TASK DETAILS:
Pull every line of the entries that has the word "name".
[GIVEN DATA Boundary: Start]
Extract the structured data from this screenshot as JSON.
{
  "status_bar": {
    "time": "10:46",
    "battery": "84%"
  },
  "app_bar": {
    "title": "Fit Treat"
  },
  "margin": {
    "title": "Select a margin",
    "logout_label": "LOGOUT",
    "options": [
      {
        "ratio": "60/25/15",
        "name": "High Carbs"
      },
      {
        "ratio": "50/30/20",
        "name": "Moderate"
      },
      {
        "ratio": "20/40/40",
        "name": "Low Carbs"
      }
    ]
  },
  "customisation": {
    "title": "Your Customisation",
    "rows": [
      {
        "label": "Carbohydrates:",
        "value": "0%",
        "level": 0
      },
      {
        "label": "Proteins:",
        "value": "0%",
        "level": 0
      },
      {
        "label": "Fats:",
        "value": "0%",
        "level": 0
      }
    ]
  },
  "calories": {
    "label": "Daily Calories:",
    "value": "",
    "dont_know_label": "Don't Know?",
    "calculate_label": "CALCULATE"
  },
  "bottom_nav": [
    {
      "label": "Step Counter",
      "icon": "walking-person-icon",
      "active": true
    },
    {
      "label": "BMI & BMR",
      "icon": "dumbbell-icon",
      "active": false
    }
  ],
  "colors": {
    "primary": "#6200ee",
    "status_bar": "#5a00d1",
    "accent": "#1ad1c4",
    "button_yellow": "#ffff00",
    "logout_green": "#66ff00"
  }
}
[GIVEN DATA Boundary: End]
THE ANSWER:
        "name": "High Carbs"
        "name": "Moderate"
        "name": "Low Carbs"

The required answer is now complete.